— START OF EXCERPTED DATA —
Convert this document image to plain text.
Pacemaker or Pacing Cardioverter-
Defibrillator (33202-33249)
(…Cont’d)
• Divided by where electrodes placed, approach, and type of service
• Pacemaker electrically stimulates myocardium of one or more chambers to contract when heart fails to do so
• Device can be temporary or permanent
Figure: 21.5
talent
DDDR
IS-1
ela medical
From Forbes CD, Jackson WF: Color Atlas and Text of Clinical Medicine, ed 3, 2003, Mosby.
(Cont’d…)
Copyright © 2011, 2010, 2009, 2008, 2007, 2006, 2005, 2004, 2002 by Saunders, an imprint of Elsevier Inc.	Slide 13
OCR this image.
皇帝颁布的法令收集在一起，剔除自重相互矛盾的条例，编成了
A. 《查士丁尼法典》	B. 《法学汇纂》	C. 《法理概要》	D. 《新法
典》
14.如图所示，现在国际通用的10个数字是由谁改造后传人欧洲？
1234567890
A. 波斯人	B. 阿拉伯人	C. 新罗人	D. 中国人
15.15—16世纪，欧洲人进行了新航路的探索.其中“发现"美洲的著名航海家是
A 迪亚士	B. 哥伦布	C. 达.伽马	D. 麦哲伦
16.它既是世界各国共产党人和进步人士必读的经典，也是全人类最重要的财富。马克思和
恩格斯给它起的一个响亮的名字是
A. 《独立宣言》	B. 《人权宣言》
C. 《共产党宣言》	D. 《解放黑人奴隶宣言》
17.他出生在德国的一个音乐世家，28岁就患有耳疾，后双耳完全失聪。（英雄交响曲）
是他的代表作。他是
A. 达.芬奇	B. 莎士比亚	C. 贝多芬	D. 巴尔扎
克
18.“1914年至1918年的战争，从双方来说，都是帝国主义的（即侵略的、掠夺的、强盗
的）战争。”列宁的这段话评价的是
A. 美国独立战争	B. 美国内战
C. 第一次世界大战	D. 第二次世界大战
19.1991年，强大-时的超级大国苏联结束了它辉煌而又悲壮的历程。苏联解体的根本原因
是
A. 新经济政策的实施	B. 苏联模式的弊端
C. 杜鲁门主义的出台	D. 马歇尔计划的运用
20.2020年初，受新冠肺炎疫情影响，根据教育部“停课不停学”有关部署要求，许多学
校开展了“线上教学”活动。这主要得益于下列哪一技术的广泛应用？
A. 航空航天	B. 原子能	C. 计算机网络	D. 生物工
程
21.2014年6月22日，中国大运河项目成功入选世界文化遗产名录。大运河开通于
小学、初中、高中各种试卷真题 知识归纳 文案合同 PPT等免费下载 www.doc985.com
— END OF EXCERPTED DATA —
#### INSTRUCTIONS FOR THE TASK
Starting at the line that contains "OCR this image.", write out every line to the end of the entries, exactly as given.

#### RESULT
OCR this image.
皇帝颁布的法令收集在一起，剔除自重相互矛盾的条例，编成了
A. 《查士丁尼法典》	B. 《法学汇纂》	C. 《法理概要》	D. 《新法
典》
14.如图所示，现在国际通用的10个数字是由谁改造后传人欧洲？
1234567890
A. 波斯人	B. 阿拉伯人	C. 新罗人	D. 中国人
15.15—16世纪，欧洲人进行了新航路的探索.其中“发现"美洲的著名航海家是
A 迪亚士	B. 哥伦布	C. 达.伽马	D. 麦哲伦
16.它既是世界各国共产党人和进步人士必读的经典，也是全人类最重要的财富。马克思和
恩格斯给它起的一个响亮的名字是
A. 《独立宣言》	B. 《人权宣言》
C. 《共产党宣言》	D. 《解放黑人奴隶宣言》
17.他出生在德国的一个音乐世家，28岁就患有耳疾，后双耳完全失聪。（英雄交响曲）
是他的代表作。他是
A. 达.芬奇	B. 莎士比亚	C. 贝多芬	D. 巴尔扎
克
18.“1914年至1918年的战争，从双方来说，都是帝国主义的（即侵略的、掠夺的、强盗
的）战争。”列宁的这段话评价的是
A. 美国独立战争	B. 美国内战
C. 第一次世界大战	D. 第二次世界大战
19.1991年，强大-时的超级大国苏联结束了它辉煌而又悲壮的历程。苏联解体的根本原因
是
A. 新经济政策的实施	B. 苏联模式的弊端
C. 杜鲁门主义的出台	D. 马歇尔计划的运用
20.2020年初，受新冠肺炎疫情影响，根据教育部“停课不停学”有关部署要求，许多学
校开展了“线上教学”活动。这主要得益于下列哪一技术的广泛应用？
A. 航空航天	B. 原子能	C. 计算机网络	D. 生物工
程
21.2014年6月22日，中国大运河项目成功入选世界文化遗产名录。大运河开通于
小学、初中、高中各种试卷真题 知识归纳 文案合同 PPT等免费下载 www.doc985.com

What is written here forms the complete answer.